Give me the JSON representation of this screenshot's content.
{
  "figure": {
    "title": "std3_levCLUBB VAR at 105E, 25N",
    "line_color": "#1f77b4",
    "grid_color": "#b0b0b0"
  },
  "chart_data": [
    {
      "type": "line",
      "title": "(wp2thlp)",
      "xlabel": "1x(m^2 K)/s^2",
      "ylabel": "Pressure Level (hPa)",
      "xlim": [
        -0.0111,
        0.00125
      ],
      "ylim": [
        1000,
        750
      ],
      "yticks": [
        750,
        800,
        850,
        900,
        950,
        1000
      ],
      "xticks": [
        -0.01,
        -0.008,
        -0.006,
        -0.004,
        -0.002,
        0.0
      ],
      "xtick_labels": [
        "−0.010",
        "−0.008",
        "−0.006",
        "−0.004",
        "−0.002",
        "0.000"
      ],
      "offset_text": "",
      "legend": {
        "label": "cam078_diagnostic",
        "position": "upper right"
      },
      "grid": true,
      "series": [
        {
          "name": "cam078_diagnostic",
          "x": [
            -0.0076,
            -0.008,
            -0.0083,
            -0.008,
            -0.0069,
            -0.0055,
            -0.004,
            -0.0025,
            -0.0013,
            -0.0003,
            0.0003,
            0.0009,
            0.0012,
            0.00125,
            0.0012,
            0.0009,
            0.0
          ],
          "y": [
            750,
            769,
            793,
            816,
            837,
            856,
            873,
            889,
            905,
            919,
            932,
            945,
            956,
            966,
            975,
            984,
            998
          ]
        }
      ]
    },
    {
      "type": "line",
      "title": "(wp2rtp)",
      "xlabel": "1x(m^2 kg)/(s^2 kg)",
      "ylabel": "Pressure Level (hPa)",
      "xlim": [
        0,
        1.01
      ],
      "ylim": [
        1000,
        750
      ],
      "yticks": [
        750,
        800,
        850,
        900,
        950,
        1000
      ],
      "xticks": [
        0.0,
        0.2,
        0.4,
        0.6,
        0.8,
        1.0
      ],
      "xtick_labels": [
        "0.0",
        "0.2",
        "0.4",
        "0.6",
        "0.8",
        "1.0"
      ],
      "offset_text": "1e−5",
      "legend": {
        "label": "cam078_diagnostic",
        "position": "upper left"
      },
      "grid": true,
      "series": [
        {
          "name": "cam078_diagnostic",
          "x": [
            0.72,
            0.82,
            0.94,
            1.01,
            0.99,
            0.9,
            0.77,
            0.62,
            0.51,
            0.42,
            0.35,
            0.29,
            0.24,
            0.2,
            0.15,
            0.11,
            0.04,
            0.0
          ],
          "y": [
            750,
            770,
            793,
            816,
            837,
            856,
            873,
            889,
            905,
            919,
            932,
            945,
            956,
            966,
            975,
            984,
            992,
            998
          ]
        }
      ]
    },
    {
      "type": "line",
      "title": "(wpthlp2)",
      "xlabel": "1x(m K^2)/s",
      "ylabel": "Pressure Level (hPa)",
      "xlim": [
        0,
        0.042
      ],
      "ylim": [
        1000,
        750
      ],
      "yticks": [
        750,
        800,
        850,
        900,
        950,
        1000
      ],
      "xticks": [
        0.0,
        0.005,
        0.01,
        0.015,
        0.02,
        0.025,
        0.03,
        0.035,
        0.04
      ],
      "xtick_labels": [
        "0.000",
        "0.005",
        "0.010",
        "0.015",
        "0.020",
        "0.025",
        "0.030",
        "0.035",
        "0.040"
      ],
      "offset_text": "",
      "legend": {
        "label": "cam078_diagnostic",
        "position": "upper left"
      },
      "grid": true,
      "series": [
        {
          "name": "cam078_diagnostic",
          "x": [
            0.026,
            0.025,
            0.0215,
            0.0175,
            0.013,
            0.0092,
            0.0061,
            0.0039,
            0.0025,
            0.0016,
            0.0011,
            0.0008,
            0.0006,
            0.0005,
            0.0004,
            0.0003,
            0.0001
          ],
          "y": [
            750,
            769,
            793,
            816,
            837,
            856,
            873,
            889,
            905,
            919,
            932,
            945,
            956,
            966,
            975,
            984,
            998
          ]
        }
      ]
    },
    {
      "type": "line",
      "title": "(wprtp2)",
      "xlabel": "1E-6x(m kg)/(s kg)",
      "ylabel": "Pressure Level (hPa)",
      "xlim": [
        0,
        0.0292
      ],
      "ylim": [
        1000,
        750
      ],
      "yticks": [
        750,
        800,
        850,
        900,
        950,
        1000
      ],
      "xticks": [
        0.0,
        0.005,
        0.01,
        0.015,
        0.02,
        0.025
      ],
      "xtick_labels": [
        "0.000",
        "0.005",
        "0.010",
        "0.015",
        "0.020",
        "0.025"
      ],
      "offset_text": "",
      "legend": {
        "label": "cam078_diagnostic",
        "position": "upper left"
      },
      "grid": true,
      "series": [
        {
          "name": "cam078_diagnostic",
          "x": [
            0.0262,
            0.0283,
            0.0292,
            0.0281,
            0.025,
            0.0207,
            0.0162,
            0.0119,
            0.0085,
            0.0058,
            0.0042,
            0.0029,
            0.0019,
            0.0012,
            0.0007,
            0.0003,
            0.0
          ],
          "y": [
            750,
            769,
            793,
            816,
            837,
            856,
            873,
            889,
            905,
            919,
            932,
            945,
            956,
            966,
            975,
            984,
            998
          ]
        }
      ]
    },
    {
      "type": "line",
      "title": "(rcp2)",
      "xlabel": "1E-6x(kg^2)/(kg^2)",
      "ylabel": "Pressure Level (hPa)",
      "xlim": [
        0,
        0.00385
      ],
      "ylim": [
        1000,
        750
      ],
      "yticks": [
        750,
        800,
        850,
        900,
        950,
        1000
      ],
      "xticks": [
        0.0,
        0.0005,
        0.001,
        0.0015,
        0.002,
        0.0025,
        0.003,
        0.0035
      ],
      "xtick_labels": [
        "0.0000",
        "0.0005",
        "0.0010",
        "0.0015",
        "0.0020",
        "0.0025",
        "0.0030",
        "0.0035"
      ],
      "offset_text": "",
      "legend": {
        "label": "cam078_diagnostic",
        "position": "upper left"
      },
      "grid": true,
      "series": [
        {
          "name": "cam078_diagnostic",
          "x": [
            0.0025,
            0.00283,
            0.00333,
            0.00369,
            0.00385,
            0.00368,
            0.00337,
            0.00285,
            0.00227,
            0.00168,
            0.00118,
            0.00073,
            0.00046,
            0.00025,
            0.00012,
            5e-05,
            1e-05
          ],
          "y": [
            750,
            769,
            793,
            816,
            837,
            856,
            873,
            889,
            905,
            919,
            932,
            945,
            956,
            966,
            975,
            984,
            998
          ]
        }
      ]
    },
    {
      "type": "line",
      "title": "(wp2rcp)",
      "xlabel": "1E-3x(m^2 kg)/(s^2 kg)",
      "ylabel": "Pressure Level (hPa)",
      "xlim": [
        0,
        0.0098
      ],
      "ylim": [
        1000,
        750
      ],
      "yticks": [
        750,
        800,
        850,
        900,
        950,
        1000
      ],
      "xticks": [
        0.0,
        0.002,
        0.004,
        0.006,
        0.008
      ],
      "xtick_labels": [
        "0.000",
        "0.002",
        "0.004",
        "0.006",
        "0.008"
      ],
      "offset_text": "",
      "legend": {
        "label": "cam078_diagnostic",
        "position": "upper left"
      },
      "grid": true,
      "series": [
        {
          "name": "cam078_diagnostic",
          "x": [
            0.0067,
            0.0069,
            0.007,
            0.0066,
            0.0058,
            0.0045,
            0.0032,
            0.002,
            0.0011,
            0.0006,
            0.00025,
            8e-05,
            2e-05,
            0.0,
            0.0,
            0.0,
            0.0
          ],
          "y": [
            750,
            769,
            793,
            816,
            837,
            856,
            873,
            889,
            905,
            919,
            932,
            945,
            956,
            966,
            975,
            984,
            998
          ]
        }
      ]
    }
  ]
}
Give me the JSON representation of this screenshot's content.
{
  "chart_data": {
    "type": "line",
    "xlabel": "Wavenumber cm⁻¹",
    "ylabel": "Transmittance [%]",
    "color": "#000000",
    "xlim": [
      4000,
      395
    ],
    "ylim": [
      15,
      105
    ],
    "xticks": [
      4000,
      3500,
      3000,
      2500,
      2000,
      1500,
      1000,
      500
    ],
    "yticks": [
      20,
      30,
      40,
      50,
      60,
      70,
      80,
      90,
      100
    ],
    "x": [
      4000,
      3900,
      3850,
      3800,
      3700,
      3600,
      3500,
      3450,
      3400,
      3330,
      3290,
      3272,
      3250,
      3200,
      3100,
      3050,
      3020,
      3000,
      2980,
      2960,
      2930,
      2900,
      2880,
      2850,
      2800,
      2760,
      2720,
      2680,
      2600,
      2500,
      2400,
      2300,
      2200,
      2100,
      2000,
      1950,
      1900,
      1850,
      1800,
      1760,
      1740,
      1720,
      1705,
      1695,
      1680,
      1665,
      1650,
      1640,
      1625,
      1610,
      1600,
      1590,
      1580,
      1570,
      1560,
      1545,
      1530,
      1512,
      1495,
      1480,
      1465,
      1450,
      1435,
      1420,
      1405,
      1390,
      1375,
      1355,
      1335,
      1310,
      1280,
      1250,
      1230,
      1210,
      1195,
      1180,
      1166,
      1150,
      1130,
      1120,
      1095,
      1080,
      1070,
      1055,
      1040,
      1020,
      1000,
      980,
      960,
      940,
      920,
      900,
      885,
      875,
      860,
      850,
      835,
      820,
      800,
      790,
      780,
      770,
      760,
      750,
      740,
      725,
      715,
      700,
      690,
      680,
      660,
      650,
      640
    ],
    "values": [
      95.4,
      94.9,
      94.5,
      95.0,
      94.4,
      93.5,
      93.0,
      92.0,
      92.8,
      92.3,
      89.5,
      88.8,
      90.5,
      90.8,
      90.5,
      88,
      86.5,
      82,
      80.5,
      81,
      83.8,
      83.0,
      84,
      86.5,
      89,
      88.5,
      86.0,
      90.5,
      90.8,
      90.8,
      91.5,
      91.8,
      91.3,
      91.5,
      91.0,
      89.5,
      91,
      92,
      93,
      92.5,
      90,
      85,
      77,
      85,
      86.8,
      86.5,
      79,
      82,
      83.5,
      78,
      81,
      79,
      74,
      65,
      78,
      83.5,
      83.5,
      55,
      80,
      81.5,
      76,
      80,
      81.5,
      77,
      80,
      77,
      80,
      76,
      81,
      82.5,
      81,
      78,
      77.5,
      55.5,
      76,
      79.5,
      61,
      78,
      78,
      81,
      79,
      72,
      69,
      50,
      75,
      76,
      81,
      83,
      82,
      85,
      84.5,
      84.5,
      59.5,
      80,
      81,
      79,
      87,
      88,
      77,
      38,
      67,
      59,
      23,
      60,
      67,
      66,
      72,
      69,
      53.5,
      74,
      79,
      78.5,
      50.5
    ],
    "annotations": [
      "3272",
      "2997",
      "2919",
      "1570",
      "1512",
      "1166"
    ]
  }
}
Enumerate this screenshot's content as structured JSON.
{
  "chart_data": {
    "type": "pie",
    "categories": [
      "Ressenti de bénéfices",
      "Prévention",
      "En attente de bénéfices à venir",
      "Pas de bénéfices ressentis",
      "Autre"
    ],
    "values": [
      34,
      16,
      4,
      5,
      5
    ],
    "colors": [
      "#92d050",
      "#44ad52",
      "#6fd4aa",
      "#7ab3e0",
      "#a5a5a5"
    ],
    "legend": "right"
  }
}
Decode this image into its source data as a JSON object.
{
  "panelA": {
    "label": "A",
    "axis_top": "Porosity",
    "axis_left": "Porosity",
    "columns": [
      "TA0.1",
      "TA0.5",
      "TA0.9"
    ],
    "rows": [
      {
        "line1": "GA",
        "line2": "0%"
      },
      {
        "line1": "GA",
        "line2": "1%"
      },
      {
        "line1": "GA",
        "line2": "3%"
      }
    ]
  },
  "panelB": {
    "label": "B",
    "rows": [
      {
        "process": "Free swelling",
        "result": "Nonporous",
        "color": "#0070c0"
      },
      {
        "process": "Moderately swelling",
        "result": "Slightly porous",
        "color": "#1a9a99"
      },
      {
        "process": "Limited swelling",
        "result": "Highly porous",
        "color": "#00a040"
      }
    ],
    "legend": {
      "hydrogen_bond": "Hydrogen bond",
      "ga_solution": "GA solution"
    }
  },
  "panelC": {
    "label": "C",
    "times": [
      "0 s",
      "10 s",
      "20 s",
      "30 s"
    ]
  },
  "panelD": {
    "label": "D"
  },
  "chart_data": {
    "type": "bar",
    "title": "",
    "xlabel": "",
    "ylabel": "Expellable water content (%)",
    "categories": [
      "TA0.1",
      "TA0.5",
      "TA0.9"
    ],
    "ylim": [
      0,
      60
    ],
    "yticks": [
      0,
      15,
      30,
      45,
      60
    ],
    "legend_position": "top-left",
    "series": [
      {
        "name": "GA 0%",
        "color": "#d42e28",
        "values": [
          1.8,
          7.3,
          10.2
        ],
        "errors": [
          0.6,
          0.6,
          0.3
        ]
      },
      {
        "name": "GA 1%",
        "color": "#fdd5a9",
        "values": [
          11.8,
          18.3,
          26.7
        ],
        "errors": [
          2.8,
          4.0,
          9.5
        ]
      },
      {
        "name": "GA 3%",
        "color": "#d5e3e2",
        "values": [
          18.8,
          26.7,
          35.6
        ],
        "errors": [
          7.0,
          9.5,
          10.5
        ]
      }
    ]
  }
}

WRITTEN INSTRUCTION —
Exactly how many lines in the data above contain the word "JSON"? Respond with the number and nothing more.

RESPONSE TO THE EXERCISE —
4